-- Written problem --
From the entries below, copy every line that holds the word "title".

== Data provided ==

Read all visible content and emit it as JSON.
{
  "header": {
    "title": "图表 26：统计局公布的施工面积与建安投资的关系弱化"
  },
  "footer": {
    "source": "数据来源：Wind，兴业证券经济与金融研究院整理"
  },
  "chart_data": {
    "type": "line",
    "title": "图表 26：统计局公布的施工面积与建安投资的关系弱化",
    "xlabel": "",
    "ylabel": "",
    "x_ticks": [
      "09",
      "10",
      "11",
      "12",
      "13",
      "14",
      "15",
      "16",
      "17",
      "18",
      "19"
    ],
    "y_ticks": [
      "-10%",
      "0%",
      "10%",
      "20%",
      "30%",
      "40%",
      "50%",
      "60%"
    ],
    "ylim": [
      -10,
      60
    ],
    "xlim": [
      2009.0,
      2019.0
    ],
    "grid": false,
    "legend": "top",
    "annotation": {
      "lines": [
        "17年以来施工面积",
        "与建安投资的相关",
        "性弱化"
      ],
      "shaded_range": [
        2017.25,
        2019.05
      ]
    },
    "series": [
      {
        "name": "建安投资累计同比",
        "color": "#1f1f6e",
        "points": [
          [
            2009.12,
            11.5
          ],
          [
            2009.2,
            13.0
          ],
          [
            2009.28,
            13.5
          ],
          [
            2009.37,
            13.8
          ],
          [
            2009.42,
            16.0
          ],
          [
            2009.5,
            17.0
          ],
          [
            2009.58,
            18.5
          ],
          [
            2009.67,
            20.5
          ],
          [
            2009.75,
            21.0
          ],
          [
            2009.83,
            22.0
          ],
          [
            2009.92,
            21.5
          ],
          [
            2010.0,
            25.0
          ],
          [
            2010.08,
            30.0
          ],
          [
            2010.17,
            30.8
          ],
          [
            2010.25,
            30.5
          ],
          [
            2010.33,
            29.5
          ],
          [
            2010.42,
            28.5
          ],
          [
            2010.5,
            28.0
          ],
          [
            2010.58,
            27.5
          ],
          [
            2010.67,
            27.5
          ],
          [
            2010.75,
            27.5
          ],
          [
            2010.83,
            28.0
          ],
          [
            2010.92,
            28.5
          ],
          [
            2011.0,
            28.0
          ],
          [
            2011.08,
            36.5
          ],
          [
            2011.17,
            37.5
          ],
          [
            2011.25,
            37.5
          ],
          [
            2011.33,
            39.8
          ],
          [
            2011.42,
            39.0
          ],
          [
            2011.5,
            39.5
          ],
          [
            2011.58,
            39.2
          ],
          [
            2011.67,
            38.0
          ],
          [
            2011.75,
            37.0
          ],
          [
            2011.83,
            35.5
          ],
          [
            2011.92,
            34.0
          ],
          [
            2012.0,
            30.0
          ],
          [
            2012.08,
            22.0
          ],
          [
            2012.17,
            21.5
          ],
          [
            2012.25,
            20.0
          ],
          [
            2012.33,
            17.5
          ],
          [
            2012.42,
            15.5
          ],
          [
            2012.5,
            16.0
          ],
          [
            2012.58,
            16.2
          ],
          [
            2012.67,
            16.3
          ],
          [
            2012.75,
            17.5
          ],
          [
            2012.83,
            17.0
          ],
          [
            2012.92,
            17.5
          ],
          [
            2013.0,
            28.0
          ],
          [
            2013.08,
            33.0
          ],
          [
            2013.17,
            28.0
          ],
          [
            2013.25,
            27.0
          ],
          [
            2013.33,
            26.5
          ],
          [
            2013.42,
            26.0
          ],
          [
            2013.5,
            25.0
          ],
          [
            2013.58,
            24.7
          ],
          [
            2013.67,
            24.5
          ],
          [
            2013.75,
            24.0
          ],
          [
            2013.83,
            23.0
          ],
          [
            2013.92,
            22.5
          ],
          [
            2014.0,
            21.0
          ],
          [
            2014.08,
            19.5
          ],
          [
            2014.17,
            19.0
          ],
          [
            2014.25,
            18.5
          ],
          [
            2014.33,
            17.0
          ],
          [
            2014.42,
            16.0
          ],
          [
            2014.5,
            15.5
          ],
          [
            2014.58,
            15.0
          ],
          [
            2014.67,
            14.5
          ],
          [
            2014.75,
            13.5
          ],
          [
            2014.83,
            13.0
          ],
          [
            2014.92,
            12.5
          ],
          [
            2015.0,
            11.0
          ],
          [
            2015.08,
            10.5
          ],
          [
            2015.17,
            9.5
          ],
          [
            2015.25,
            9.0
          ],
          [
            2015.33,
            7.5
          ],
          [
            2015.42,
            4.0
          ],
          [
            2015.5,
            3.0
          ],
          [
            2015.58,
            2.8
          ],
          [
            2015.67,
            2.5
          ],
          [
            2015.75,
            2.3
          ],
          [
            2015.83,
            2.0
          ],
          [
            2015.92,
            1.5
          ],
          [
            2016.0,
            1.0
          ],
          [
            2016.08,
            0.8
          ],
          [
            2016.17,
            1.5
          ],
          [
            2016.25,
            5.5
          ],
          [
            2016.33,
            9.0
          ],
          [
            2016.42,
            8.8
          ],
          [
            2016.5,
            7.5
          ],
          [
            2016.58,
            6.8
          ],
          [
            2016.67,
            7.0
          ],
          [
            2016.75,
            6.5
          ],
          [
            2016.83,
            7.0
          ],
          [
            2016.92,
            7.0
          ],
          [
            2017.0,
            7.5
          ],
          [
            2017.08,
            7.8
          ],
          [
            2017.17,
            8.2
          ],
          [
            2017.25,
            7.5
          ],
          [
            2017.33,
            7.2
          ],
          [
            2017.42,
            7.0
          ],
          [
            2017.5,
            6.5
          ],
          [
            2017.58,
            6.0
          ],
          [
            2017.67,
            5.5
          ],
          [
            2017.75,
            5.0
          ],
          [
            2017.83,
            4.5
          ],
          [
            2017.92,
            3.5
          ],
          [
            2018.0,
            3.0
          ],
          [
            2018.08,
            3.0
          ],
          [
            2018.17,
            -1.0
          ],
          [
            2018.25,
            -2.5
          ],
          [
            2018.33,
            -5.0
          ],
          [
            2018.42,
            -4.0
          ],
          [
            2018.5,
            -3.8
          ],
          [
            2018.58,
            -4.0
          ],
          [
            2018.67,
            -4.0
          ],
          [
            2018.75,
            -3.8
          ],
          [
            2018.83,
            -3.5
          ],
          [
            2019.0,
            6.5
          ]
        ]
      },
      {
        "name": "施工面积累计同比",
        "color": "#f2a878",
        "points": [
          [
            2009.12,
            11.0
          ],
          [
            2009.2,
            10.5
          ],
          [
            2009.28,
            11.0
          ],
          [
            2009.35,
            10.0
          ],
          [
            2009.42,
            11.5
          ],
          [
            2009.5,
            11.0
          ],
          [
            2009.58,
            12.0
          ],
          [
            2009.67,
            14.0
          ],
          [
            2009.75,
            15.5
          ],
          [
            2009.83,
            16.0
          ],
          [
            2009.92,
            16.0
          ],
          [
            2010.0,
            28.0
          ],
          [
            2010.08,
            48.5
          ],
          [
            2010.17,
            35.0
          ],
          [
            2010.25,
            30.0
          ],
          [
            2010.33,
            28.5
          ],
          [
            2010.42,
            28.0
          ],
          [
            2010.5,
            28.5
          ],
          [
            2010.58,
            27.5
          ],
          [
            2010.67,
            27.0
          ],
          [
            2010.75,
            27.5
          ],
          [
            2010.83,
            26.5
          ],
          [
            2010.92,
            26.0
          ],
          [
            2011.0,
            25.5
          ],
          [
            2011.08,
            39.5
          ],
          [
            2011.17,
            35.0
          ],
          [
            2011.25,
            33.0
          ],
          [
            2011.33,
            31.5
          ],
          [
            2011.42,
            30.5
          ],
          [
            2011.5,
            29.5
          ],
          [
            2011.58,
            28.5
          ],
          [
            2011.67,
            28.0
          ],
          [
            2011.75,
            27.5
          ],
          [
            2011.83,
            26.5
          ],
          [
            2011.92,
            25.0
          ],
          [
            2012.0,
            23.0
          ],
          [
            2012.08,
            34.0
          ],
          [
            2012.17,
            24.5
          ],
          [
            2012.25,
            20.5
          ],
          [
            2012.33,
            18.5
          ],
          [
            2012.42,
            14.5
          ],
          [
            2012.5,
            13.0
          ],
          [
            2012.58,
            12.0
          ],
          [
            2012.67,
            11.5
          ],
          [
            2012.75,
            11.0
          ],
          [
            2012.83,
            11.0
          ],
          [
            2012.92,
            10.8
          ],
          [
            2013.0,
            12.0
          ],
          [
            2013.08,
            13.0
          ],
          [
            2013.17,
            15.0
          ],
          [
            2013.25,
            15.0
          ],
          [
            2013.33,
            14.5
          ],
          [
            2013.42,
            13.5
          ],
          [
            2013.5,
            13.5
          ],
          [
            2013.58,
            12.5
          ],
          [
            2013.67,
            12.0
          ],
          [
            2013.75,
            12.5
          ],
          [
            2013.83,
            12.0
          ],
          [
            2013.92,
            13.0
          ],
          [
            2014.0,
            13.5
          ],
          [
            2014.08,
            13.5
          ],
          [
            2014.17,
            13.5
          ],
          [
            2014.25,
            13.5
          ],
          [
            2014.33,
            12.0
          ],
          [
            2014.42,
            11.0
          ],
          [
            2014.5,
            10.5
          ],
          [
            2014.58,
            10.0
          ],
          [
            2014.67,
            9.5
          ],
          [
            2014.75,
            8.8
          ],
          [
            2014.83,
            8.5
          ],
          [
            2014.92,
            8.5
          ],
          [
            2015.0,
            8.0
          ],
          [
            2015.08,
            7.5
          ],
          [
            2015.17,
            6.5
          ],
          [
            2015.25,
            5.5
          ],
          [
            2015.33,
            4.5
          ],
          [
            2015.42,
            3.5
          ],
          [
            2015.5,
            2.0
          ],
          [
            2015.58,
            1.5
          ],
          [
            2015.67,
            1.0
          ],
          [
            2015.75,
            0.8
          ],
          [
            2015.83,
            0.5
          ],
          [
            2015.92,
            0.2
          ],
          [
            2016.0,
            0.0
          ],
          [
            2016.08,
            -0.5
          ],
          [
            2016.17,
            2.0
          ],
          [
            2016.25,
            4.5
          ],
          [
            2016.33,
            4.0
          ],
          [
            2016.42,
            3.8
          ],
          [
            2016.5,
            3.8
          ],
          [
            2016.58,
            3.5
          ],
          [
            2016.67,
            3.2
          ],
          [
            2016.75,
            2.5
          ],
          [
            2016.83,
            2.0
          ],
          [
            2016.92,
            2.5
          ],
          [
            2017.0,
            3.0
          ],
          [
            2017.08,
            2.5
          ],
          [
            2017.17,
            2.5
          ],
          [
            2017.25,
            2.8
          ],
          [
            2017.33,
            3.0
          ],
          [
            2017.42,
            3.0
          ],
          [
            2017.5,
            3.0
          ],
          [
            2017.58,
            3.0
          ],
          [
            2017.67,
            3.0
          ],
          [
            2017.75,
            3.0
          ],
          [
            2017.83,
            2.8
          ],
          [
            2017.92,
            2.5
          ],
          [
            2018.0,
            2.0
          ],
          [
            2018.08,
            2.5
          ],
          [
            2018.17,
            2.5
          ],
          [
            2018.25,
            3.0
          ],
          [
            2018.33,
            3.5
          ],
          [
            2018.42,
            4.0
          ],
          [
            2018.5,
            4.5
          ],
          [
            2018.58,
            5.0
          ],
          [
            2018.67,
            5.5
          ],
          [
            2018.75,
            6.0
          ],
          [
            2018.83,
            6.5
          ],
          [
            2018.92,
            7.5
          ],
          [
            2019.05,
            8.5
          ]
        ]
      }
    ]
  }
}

===

-- The reply --
    "title": "图表 26：统计局公布的施工面积与建安投资的关系弱化"
    "title": "图表 26：统计局公布的施工面积与建安投资的关系弱化",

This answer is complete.